EXERCISE TASK -
Repeat, without any change, the entries presented below.

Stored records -
>> Start
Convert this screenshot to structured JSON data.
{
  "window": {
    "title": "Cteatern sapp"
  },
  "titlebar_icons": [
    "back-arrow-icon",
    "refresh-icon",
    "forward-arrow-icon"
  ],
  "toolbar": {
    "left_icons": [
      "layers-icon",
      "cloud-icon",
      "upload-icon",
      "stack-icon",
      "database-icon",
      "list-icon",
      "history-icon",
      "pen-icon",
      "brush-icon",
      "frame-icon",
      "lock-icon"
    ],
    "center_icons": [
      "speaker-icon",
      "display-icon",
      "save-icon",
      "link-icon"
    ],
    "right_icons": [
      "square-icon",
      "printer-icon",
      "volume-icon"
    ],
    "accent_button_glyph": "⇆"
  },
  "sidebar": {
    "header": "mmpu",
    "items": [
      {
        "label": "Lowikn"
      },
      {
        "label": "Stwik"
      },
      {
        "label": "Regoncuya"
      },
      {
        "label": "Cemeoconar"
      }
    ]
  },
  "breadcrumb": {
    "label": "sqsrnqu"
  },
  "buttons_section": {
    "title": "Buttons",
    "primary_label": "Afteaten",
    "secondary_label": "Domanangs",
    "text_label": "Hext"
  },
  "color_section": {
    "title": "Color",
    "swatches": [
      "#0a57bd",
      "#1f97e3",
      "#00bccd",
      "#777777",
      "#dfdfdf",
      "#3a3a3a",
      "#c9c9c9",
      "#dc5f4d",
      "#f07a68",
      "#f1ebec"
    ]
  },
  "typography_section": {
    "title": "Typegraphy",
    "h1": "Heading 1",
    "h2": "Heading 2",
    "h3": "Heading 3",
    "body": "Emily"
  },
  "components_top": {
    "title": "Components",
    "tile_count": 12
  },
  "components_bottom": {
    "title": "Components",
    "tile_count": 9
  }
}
>> End
COMPLETE RESPONSE -
Convert this screenshot to structured JSON data.
{
  "window": {
    "title": "Cteatern sapp"
  },
  "titlebar_icons": [
    "back-arrow-icon",
    "refresh-icon",
    "forward-arrow-icon"
  ],
  "toolbar": {
    "left_icons": [
      "layers-icon",
      "cloud-icon",
      "upload-icon",
      "stack-icon",
      "database-icon",
      "list-icon",
      "history-icon",
      "pen-icon",
      "brush-icon",
      "frame-icon",
      "lock-icon"
    ],
    "center_icons": [
      "speaker-icon",
      "display-icon",
      "save-icon",
      "link-icon"
    ],
    "right_icons": [
      "square-icon",
      "printer-icon",
      "volume-icon"
    ],
    "accent_button_glyph": "⇆"
  },
  "sidebar": {
    "header": "mmpu",
    "items": [
      {
        "label": "Lowikn"
      },
      {
        "label": "Stwik"
      },
      {
        "label": "Regoncuya"
      },
      {
        "label": "Cemeoconar"
      }
    ]
  },
  "breadcrumb": {
    "label": "sqsrnqu"
  },
  "buttons_section": {
    "title": "Buttons",
    "primary_label": "Afteaten",
    "secondary_label": "Domanangs",
    "text_label": "Hext"
  },
  "color_section": {
    "title": "Color",
    "swatches": [
      "#0a57bd",
      "#1f97e3",
      "#00bccd",
      "#777777",
      "#dfdfdf",
      "#3a3a3a",
      "#c9c9c9",
      "#dc5f4d",
      "#f07a68",
      "#f1ebec"
    ]
  },
  "typography_section": {
    "title": "Typegraphy",
    "h1": "Heading 1",
    "h2": "Heading 2",
    "h3": "Heading 3",
    "body": "Emily"
  },
  "components_top": {
    "title": "Components",
    "tile_count": 12
  },
  "components_bottom": {
    "title": "Components",
    "tile_count": 9
  }
}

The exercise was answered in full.